# Task requirements
Only lines with the word "JSON" are needed; collect each of them from the listing below.

╭─ Data records

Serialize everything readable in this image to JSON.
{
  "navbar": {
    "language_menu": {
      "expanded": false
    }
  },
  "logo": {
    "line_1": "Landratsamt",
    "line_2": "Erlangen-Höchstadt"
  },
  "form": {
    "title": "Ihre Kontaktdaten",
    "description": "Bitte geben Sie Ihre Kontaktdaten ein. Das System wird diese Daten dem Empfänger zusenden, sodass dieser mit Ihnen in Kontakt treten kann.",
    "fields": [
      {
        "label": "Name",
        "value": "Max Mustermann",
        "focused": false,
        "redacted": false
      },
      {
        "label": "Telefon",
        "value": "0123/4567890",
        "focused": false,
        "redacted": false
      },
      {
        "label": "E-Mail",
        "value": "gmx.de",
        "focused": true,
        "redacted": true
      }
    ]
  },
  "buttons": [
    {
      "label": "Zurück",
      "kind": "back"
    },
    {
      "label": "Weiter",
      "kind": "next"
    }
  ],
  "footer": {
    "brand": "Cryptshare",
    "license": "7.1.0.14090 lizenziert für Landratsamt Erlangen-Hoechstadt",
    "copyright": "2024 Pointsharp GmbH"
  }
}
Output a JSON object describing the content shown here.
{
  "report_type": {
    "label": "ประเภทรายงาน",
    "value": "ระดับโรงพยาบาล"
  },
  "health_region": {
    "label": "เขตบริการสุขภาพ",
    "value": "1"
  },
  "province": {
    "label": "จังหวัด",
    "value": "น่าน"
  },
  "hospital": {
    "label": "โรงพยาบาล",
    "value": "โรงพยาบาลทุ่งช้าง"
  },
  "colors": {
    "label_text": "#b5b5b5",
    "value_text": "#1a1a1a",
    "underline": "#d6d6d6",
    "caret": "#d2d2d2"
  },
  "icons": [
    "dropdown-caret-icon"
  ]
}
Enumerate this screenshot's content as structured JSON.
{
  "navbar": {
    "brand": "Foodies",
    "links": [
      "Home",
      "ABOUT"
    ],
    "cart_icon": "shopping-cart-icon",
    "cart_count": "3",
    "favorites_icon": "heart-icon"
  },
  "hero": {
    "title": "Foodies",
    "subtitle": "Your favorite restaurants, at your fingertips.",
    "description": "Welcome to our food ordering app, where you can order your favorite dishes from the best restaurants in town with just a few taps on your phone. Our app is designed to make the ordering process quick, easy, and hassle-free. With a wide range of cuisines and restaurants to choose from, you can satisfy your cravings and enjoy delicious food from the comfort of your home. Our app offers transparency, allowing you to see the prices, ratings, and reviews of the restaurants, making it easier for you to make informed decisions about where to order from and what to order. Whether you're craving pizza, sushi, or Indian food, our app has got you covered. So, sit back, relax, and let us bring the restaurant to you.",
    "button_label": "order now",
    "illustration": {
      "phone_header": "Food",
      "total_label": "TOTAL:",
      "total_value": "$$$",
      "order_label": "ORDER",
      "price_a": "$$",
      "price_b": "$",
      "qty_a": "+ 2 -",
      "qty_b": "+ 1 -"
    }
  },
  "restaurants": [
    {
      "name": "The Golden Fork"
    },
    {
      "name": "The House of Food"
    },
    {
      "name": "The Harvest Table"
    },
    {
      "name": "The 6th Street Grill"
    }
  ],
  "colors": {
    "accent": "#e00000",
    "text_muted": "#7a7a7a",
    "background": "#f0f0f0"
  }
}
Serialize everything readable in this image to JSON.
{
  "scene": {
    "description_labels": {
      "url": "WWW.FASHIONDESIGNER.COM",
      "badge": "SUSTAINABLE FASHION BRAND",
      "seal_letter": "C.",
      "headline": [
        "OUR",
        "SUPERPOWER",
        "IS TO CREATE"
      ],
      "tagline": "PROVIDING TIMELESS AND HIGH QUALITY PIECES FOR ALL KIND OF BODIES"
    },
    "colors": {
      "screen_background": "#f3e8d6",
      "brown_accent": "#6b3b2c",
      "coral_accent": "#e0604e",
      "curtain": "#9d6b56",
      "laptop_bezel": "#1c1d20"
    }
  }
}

╰─

# Expected answer
Serialize everything readable in this image to JSON.
Output a JSON object describing the content shown here.
Enumerate this screenshot's content as structured JSON.
Serialize everything readable in this image to JSON.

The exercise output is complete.